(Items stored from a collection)
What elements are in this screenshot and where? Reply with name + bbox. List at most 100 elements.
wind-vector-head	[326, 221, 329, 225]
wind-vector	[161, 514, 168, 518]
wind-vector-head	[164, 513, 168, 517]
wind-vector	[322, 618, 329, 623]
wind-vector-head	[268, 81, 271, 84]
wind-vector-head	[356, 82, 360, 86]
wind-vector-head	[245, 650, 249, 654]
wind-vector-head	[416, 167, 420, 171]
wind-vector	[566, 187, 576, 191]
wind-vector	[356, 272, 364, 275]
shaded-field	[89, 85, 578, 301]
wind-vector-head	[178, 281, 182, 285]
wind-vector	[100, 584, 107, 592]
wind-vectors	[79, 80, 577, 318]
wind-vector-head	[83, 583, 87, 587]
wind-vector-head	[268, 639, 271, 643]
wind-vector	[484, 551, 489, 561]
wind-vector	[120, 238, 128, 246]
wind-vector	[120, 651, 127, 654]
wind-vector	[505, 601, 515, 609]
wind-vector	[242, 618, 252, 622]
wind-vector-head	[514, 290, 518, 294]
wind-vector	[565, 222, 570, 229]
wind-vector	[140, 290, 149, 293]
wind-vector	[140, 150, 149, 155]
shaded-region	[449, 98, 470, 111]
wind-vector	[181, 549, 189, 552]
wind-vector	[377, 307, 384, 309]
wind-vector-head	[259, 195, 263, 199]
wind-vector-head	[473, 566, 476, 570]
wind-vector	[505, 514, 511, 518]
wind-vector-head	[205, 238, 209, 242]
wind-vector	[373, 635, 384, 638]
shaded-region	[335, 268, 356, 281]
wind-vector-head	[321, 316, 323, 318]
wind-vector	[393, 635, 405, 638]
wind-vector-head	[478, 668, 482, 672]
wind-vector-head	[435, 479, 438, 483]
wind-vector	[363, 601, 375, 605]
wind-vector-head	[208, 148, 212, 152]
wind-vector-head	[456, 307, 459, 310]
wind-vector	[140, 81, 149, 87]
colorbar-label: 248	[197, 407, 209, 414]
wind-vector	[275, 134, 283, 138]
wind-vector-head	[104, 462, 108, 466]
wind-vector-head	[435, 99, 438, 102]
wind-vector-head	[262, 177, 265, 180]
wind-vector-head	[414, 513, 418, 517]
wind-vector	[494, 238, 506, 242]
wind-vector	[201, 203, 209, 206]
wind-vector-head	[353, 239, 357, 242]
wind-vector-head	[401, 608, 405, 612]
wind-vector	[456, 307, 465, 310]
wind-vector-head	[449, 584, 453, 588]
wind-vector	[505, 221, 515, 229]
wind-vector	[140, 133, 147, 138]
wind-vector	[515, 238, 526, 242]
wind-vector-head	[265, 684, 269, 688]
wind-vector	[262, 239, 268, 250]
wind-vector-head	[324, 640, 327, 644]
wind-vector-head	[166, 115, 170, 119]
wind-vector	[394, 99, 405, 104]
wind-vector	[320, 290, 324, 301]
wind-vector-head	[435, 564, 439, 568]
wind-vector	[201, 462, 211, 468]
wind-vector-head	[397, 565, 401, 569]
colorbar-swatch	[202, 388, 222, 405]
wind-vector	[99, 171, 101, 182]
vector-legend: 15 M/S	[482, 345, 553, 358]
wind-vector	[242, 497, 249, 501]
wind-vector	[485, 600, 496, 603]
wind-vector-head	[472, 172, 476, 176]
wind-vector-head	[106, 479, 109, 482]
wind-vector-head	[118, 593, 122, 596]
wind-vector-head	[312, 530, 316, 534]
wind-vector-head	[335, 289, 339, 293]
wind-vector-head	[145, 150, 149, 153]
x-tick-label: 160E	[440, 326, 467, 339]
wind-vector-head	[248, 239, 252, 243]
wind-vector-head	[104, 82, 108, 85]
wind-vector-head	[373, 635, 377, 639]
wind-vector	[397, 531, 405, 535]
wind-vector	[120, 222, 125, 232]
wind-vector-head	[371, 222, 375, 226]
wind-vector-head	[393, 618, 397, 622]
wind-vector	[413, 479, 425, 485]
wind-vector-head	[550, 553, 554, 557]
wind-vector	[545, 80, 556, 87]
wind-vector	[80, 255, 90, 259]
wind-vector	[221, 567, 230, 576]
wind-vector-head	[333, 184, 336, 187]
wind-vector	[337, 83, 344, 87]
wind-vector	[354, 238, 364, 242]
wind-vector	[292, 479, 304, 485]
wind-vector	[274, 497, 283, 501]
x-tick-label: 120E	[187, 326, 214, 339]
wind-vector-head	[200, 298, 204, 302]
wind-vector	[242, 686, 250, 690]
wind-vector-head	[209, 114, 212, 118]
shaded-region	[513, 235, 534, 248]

§ **REQUIREMENTS**
Extract every line of the data above, unchanged, from the first line through the line containing "281, 182, 285]", including both.

§ **EXERCISE SOLUTION**
What elements are in this screenshot and where? Reply with name + bbox. List at most 100 elements.
wind-vector-head	[326, 221, 329, 225]
wind-vector	[161, 514, 168, 518]
wind-vector-head	[164, 513, 168, 517]
wind-vector	[322, 618, 329, 623]
wind-vector-head	[268, 81, 271, 84]
wind-vector-head	[356, 82, 360, 86]
wind-vector-head	[245, 650, 249, 654]
wind-vector-head	[416, 167, 420, 171]
wind-vector	[566, 187, 576, 191]
wind-vector	[356, 272, 364, 275]
shaded-field	[89, 85, 578, 301]
wind-vector-head	[178, 281, 182, 285]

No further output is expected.